Transcreva todas as linhas abaixo tal como aparecem, sem alterar nenhum caractere.

- Entradas de dados:
________
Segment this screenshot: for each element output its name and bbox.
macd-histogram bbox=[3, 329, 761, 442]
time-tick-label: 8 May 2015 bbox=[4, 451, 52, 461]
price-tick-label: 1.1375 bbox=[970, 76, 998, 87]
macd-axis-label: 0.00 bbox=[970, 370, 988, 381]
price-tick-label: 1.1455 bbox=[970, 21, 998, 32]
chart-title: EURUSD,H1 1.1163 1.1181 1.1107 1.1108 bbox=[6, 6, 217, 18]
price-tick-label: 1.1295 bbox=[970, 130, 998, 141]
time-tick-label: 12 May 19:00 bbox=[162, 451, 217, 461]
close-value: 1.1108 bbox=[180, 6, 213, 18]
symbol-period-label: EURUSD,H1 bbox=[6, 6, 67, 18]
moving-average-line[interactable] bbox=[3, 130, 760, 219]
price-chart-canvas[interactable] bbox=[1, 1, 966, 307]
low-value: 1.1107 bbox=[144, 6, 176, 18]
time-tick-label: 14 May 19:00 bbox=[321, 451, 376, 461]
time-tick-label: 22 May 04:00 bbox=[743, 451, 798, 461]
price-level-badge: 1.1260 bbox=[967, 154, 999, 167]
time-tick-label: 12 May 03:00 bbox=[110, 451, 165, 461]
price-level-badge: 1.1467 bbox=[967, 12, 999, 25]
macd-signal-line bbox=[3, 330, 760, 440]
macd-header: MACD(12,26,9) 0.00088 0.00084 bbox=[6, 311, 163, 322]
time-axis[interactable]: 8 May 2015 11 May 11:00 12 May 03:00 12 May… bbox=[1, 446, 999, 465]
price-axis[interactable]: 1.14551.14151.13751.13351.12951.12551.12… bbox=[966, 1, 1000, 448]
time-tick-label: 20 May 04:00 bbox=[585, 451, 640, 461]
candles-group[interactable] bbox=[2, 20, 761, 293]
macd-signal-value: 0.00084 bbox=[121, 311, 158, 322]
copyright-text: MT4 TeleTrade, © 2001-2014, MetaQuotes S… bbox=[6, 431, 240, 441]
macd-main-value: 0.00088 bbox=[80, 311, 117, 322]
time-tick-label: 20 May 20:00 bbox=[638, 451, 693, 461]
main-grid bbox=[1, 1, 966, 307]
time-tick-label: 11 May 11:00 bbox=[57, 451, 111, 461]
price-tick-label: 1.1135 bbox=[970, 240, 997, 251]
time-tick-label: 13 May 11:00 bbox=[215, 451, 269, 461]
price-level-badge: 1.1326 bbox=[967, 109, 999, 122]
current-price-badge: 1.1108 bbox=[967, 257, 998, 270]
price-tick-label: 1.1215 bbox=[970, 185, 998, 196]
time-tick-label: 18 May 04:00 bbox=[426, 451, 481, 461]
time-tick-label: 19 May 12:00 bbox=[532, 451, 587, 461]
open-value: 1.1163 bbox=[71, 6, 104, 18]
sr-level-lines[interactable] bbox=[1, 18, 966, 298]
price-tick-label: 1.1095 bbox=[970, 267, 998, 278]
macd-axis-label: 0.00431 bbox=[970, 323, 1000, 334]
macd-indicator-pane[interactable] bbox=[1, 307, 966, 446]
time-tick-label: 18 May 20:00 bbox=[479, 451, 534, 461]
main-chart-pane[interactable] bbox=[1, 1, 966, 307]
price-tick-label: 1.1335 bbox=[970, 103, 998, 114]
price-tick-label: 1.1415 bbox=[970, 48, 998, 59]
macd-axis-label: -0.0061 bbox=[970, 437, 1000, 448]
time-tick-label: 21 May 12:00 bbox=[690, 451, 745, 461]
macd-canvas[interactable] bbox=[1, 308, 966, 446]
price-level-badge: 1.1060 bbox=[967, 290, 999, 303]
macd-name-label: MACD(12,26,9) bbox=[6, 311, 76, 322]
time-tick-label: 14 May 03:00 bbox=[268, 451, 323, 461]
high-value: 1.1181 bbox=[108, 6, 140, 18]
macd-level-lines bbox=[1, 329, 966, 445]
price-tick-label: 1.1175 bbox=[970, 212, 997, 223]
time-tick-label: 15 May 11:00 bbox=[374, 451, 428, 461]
________
- Resultado:
Segment this screenshot: for each element output its name and bbox.
macd-histogram bbox=[3, 329, 761, 442]
time-tick-label: 8 May 2015 bbox=[4, 451, 52, 461]
price-tick-label: 1.1375 bbox=[970, 76, 998, 87]
macd-axis-label: 0.00 bbox=[970, 370, 988, 381]
price-tick-label: 1.1455 bbox=[970, 21, 998, 32]
chart-title: EURUSD,H1 1.1163 1.1181 1.1107 1.1108 bbox=[6, 6, 217, 18]
price-tick-label: 1.1295 bbox=[970, 130, 998, 141]
time-tick-label: 12 May 19:00 bbox=[162, 451, 217, 461]
close-value: 1.1108 bbox=[180, 6, 213, 18]
symbol-period-label: EURUSD,H1 bbox=[6, 6, 67, 18]
moving-average-line[interactable] bbox=[3, 130, 760, 219]
price-chart-canvas[interactable] bbox=[1, 1, 966, 307]
low-value: 1.1107 bbox=[144, 6, 176, 18]
time-tick-label: 14 May 19:00 bbox=[321, 451, 376, 461]
time-tick-label: 22 May 04:00 bbox=[743, 451, 798, 461]
price-level-badge: 1.1260 bbox=[967, 154, 999, 167]
time-tick-label: 12 May 03:00 bbox=[110, 451, 165, 461]
price-level-badge: 1.1467 bbox=[967, 12, 999, 25]
macd-signal-line bbox=[3, 330, 760, 440]
macd-header: MACD(12,26,9) 0.00088 0.00084 bbox=[6, 311, 163, 322]
time-axis[interactable]: 8 May 2015 11 May 11:00 12 May 03:00 12 May… bbox=[1, 446, 999, 465]
price-axis[interactable]: 1.14551.14151.13751.13351.12951.12551.12… bbox=[966, 1, 1000, 448]
time-tick-label: 20 May 04:00 bbox=[585, 451, 640, 461]
candles-group[interactable] bbox=[2, 20, 761, 293]
macd-signal-value: 0.00084 bbox=[121, 311, 158, 322]
copyright-text: MT4 TeleTrade, © 2001-2014, MetaQuotes S… bbox=[6, 431, 240, 441]
macd-main-value: 0.00088 bbox=[80, 311, 117, 322]
time-tick-label: 20 May 20:00 bbox=[638, 451, 693, 461]
main-grid bbox=[1, 1, 966, 307]
time-tick-label: 11 May 11:00 bbox=[57, 451, 111, 461]
price-tick-label: 1.1135 bbox=[970, 240, 997, 251]
time-tick-label: 13 May 11:00 bbox=[215, 451, 269, 461]
price-level-badge: 1.1326 bbox=[967, 109, 999, 122]
current-price-badge: 1.1108 bbox=[967, 257, 998, 270]
price-tick-label: 1.1215 bbox=[970, 185, 998, 196]
time-tick-label: 18 May 04:00 bbox=[426, 451, 481, 461]
time-tick-label: 19 May 12:00 bbox=[532, 451, 587, 461]
open-value: 1.1163 bbox=[71, 6, 104, 18]
sr-level-lines[interactable] bbox=[1, 18, 966, 298]
price-tick-label: 1.1095 bbox=[970, 267, 998, 278]
macd-axis-label: 0.00431 bbox=[970, 323, 1000, 334]
macd-indicator-pane[interactable] bbox=[1, 307, 966, 446]
time-tick-label: 18 May 20:00 bbox=[479, 451, 534, 461]
main-chart-pane[interactable] bbox=[1, 1, 966, 307]
price-tick-label: 1.1335 bbox=[970, 103, 998, 114]
price-tick-label: 1.1415 bbox=[970, 48, 998, 59]
macd-axis-label: -0.0061 bbox=[970, 437, 1000, 448]
time-tick-label: 21 May 12:00 bbox=[690, 451, 745, 461]
macd-canvas[interactable] bbox=[1, 308, 966, 446]
price-level-badge: 1.1060 bbox=[967, 290, 999, 303]
macd-name-label: MACD(12,26,9) bbox=[6, 311, 76, 322]
time-tick-label: 14 May 03:00 bbox=[268, 451, 323, 461]
high-value: 1.1181 bbox=[108, 6, 140, 18]
macd-level-lines bbox=[1, 329, 966, 445]
price-tick-label: 1.1175 bbox=[970, 212, 997, 223]
time-tick-label: 15 May 11:00 bbox=[374, 451, 428, 461]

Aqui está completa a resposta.